◆ SET EXERCISE
Review the material and extract every line in which the word "Kyung" occurs.
## BEGIN RECORD EXTRACTS
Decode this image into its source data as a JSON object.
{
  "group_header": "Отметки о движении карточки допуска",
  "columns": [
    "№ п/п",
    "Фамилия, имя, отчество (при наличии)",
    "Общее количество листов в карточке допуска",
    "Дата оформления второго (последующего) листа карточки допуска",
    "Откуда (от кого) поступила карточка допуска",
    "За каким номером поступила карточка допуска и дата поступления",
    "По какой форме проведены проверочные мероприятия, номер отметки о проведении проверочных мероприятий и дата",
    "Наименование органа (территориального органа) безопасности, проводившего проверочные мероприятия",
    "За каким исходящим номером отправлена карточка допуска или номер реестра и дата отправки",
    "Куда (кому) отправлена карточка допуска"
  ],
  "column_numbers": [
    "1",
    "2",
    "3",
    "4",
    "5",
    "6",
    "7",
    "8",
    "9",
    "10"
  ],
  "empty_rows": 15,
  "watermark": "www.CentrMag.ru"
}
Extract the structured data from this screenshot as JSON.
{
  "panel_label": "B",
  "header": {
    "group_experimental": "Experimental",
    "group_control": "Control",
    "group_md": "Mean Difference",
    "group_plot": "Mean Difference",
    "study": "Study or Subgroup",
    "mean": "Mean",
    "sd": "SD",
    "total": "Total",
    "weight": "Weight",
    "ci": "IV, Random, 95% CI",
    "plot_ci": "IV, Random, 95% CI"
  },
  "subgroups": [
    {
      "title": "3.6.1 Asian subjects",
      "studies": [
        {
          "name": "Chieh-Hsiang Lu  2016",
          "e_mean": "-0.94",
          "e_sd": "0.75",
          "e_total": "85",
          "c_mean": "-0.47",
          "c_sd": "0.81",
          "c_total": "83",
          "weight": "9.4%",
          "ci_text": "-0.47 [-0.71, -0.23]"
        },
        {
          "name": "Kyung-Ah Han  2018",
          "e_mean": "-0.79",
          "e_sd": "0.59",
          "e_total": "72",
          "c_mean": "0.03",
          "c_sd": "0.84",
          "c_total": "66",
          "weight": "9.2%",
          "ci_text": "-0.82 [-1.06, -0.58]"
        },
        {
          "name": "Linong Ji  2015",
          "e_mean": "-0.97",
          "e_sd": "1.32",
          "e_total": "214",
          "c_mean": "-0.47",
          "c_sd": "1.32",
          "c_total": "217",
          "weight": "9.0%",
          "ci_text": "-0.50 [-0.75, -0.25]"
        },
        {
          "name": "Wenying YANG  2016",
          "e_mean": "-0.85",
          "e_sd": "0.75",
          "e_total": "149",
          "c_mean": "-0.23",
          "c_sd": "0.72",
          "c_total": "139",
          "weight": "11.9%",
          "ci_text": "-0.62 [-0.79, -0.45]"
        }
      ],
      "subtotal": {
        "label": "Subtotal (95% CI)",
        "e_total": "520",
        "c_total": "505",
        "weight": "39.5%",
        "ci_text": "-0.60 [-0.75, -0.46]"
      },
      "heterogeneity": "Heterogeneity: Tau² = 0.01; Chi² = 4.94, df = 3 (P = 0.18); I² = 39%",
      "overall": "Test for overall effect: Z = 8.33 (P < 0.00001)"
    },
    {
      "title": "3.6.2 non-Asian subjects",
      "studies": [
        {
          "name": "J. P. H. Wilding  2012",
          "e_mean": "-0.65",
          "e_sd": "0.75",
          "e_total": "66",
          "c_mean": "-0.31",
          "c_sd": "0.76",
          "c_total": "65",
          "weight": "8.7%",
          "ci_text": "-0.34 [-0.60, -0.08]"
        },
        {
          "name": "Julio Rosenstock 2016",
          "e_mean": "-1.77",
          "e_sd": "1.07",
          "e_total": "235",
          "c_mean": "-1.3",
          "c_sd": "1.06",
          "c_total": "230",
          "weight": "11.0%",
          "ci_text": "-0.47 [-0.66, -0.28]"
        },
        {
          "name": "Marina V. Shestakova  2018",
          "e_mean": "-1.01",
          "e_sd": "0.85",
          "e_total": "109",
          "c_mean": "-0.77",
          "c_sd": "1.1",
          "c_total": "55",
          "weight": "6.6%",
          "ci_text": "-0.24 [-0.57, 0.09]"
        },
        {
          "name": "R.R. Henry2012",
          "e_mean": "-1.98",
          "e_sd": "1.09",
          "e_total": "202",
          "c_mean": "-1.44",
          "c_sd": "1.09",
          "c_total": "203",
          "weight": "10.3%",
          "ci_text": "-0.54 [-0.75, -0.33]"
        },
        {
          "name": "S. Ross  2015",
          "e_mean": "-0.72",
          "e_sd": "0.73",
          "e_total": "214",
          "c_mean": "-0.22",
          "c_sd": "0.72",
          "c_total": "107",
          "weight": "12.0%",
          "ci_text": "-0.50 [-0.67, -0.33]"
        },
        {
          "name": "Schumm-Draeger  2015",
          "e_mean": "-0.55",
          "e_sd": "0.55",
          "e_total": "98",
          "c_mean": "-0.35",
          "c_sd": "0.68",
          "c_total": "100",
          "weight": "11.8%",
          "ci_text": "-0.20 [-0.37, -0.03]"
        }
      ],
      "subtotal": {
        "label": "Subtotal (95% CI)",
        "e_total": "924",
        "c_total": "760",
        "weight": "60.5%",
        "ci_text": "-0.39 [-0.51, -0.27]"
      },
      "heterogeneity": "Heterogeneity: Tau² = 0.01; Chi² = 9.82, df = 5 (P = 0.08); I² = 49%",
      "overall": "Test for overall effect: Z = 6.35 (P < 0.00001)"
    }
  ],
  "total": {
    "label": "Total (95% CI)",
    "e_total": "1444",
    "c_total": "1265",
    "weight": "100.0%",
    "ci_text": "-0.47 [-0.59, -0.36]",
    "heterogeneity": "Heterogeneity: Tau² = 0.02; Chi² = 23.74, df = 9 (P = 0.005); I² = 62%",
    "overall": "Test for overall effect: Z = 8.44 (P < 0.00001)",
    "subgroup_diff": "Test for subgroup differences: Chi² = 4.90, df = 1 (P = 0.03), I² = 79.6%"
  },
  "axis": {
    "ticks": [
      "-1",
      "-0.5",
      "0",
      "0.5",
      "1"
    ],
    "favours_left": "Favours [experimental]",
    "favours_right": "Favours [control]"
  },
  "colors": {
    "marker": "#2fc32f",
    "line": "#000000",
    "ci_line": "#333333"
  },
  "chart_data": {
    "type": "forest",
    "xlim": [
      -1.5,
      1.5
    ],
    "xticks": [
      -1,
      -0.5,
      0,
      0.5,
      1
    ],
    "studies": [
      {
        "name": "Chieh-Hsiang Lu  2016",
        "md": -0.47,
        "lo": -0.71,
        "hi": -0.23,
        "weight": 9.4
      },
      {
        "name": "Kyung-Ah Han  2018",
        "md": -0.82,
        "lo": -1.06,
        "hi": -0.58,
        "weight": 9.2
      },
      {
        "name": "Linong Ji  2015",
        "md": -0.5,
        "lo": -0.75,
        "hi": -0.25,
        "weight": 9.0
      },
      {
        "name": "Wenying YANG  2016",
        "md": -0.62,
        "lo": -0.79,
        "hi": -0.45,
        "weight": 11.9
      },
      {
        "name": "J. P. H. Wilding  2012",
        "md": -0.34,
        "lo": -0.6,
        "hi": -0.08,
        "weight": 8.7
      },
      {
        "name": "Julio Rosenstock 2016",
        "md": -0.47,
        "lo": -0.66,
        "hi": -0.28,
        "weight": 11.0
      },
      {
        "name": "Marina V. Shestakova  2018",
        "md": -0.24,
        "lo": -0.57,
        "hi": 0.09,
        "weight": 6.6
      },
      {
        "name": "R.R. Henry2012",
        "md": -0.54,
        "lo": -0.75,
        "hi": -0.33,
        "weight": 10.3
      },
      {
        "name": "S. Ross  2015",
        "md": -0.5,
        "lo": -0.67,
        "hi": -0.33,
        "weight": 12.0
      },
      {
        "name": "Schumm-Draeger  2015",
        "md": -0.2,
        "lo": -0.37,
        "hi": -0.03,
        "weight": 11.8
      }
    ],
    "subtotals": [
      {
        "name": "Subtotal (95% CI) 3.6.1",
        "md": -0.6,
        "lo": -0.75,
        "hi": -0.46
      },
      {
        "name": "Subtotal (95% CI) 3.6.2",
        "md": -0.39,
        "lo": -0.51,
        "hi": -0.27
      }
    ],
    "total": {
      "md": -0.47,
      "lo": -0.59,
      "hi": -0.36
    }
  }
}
## END RECORD EXTRACTS
◆ SOLUTION TO THIS PROBLEM
          "name": "Kyung-Ah Han  2018",
        "name": "Kyung-Ah Han  2018",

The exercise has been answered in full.